Records from a data source:
□ □ □ □ □
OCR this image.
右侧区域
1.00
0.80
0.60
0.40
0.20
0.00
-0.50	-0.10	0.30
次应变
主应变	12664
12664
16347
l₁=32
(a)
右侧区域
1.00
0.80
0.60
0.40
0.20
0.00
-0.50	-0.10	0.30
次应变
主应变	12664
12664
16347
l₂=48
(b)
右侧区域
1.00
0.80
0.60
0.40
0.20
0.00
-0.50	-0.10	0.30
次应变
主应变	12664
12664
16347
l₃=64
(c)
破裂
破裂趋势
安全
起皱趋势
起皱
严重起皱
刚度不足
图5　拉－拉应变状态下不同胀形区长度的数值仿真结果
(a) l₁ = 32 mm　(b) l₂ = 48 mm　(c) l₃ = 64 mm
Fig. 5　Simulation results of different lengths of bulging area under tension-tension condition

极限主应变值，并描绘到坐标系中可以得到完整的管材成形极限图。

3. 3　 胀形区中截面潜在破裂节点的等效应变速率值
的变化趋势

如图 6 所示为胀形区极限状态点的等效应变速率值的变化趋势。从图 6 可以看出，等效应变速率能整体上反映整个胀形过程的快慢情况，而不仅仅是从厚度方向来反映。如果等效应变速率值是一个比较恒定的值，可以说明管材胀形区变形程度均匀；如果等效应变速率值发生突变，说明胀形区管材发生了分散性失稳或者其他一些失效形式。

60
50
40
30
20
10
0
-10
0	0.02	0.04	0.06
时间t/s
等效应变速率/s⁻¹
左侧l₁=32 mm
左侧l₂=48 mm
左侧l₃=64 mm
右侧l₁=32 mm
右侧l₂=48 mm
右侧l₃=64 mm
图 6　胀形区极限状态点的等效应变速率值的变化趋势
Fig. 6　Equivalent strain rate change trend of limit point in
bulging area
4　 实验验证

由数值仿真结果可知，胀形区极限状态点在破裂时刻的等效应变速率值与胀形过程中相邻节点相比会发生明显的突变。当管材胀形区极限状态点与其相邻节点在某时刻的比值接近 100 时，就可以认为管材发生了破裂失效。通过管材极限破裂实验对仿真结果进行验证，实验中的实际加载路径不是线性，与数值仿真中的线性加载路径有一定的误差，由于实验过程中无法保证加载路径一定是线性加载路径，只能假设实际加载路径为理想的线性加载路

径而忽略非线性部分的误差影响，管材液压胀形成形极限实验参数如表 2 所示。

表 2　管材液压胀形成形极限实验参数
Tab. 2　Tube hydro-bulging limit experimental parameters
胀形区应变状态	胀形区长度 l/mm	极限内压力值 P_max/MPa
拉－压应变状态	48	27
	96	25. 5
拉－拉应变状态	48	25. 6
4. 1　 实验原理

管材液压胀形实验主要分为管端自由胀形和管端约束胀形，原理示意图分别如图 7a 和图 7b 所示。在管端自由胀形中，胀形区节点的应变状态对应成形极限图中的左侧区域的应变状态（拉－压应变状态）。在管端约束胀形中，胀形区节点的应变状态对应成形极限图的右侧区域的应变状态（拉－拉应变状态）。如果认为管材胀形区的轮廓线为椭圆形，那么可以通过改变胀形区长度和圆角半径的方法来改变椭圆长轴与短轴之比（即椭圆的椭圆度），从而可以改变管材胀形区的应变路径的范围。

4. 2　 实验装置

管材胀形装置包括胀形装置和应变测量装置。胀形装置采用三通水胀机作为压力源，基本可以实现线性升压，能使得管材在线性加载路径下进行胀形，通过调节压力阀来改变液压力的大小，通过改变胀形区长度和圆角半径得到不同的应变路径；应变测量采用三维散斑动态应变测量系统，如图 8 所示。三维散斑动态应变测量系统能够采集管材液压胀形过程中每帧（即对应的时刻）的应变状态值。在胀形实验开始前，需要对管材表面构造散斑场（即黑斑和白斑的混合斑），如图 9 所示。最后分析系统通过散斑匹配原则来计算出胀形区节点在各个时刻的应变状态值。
□ □ □ □ □
Set exercise —
Reproduce each entry above exactly, keeping every word.

Result of the task —
OCR this image.
右侧区域
1.00
0.80
0.60
0.40
0.20
0.00
-0.50	-0.10	0.30
次应变
主应变	12664
12664
16347
l₁=32
(a)
右侧区域
1.00
0.80
0.60
0.40
0.20
0.00
-0.50	-0.10	0.30
次应变
主应变	12664
12664
16347
l₂=48
(b)
右侧区域
1.00
0.80
0.60
0.40
0.20
0.00
-0.50	-0.10	0.30
次应变
主应变	12664
12664
16347
l₃=64
(c)
破裂
破裂趋势
安全
起皱趋势
起皱
严重起皱
刚度不足
图5　拉－拉应变状态下不同胀形区长度的数值仿真结果
(a) l₁ = 32 mm　(b) l₂ = 48 mm　(c) l₃ = 64 mm
Fig. 5　Simulation results of different lengths of bulging area under tension-tension condition

极限主应变值，并描绘到坐标系中可以得到完整的管材成形极限图。

3. 3　 胀形区中截面潜在破裂节点的等效应变速率值
的变化趋势

如图 6 所示为胀形区极限状态点的等效应变速率值的变化趋势。从图 6 可以看出，等效应变速率能整体上反映整个胀形过程的快慢情况，而不仅仅是从厚度方向来反映。如果等效应变速率值是一个比较恒定的值，可以说明管材胀形区变形程度均匀；如果等效应变速率值发生突变，说明胀形区管材发生了分散性失稳或者其他一些失效形式。

60
50
40
30
20
10
0
-10
0	0.02	0.04	0.06
时间t/s
等效应变速率/s⁻¹
左侧l₁=32 mm
左侧l₂=48 mm
左侧l₃=64 mm
右侧l₁=32 mm
右侧l₂=48 mm
右侧l₃=64 mm
图 6　胀形区极限状态点的等效应变速率值的变化趋势
Fig. 6　Equivalent strain rate change trend of limit point in
bulging area
4　 实验验证

由数值仿真结果可知，胀形区极限状态点在破裂时刻的等效应变速率值与胀形过程中相邻节点相比会发生明显的突变。当管材胀形区极限状态点与其相邻节点在某时刻的比值接近 100 时，就可以认为管材发生了破裂失效。通过管材极限破裂实验对仿真结果进行验证，实验中的实际加载路径不是线性，与数值仿真中的线性加载路径有一定的误差，由于实验过程中无法保证加载路径一定是线性加载路径，只能假设实际加载路径为理想的线性加载路

径而忽略非线性部分的误差影响，管材液压胀形成形极限实验参数如表 2 所示。

表 2　管材液压胀形成形极限实验参数
Tab. 2　Tube hydro-bulging limit experimental parameters
胀形区应变状态	胀形区长度 l/mm	极限内压力值 P_max/MPa
拉－压应变状态	48	27
	96	25. 5
拉－拉应变状态	48	25. 6
4. 1　 实验原理

管材液压胀形实验主要分为管端自由胀形和管端约束胀形，原理示意图分别如图 7a 和图 7b 所示。在管端自由胀形中，胀形区节点的应变状态对应成形极限图中的左侧区域的应变状态（拉－压应变状态）。在管端约束胀形中，胀形区节点的应变状态对应成形极限图的右侧区域的应变状态（拉－拉应变状态）。如果认为管材胀形区的轮廓线为椭圆形，那么可以通过改变胀形区长度和圆角半径的方法来改变椭圆长轴与短轴之比（即椭圆的椭圆度），从而可以改变管材胀形区的应变路径的范围。

4. 2　 实验装置

管材胀形装置包括胀形装置和应变测量装置。胀形装置采用三通水胀机作为压力源，基本可以实现线性升压，能使得管材在线性加载路径下进行胀形，通过调节压力阀来改变液压力的大小，通过改变胀形区长度和圆角半径得到不同的应变路径；应变测量采用三维散斑动态应变测量系统，如图 8 所示。三维散斑动态应变测量系统能够采集管材液压胀形过程中每帧（即对应的时刻）的应变状态值。在胀形实验开始前，需要对管材表面构造散斑场（即黑斑和白斑的混合斑），如图 9 所示。最后分析系统通过散斑匹配原则来计算出胀形区节点在各个时刻的应变状态值。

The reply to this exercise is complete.